Skip the images and return the records below exactly.

(Stored entries)
--------
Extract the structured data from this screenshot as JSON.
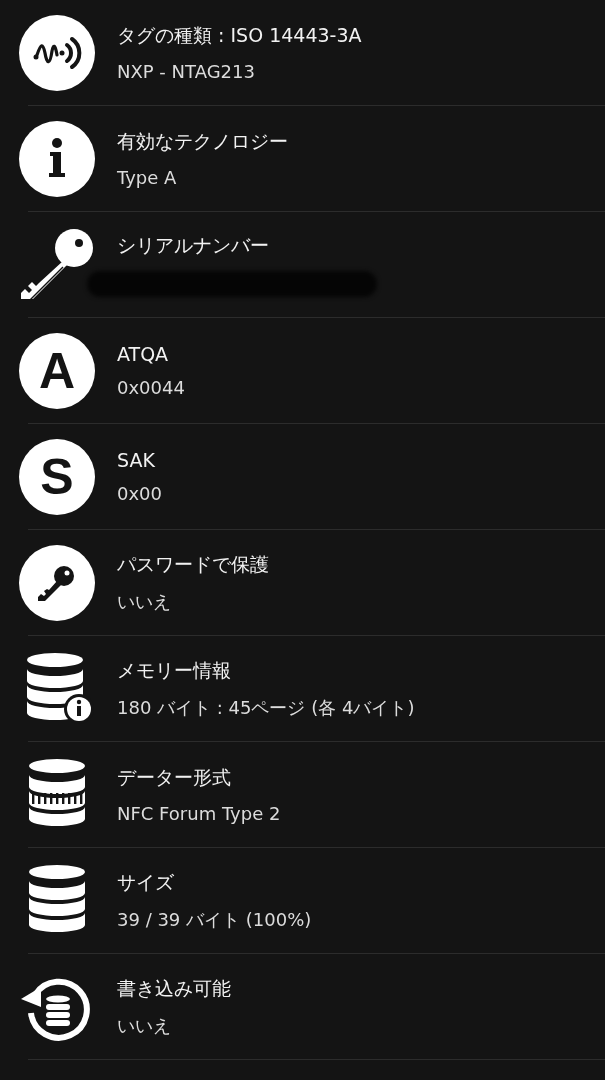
{
  "rows": [
    {
      "kind": "nfc",
      "title": "タグの種類 : ISO 14443-3A",
      "value": "NXP - NTAG213"
    },
    {
      "kind": "info",
      "title": "有効なテクノロジー",
      "value": "Type A"
    },
    {
      "kind": "key",
      "title": "シリアルナンバー",
      "redacted": true
    },
    {
      "kind": "letter",
      "glyph": "A",
      "title": "ATQA",
      "value": "0x0044"
    },
    {
      "kind": "letter",
      "glyph": "S",
      "title": "SAK",
      "value": "0x00"
    },
    {
      "kind": "lock",
      "title": "パスワードで保護",
      "value": "いいえ"
    },
    {
      "kind": "memory",
      "title": "メモリー情報",
      "value": "180 バイト : 45ページ (各 4バイト)"
    },
    {
      "kind": "format",
      "title": "データー形式",
      "value": "NFC Forum Type 2"
    },
    {
      "kind": "size",
      "title": "サイズ",
      "value": "39 / 39 バイト (100%)"
    },
    {
      "kind": "writable",
      "title": "書き込み可能",
      "value": "いいえ"
    }
  ]
}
--------
● Expected answer:
Extract the structured data from this screenshot as JSON.
{
  "rows": [
    {
      "kind": "nfc",
      "title": "タグの種類 : ISO 14443-3A",
      "value": "NXP - NTAG213"
    },
    {
      "kind": "info",
      "title": "有効なテクノロジー",
      "value": "Type A"
    },
    {
      "kind": "key",
      "title": "シリアルナンバー",
      "redacted": true
    },
    {
      "kind": "letter",
      "glyph": "A",
      "title": "ATQA",
      "value": "0x0044"
    },
    {
      "kind": "letter",
      "glyph": "S",
      "title": "SAK",
      "value": "0x00"
    },
    {
      "kind": "lock",
      "title": "パスワードで保護",
      "value": "いいえ"
    },
    {
      "kind": "memory",
      "title": "メモリー情報",
      "value": "180 バイト : 45ページ (各 4バイト)"
    },
    {
      "kind": "format",
      "title": "データー形式",
      "value": "NFC Forum Type 2"
    },
    {
      "kind": "size",
      "title": "サイズ",
      "value": "39 / 39 バイト (100%)"
    },
    {
      "kind": "writable",
      "title": "書き込み可能",
      "value": "いいえ"
    }
  ]
}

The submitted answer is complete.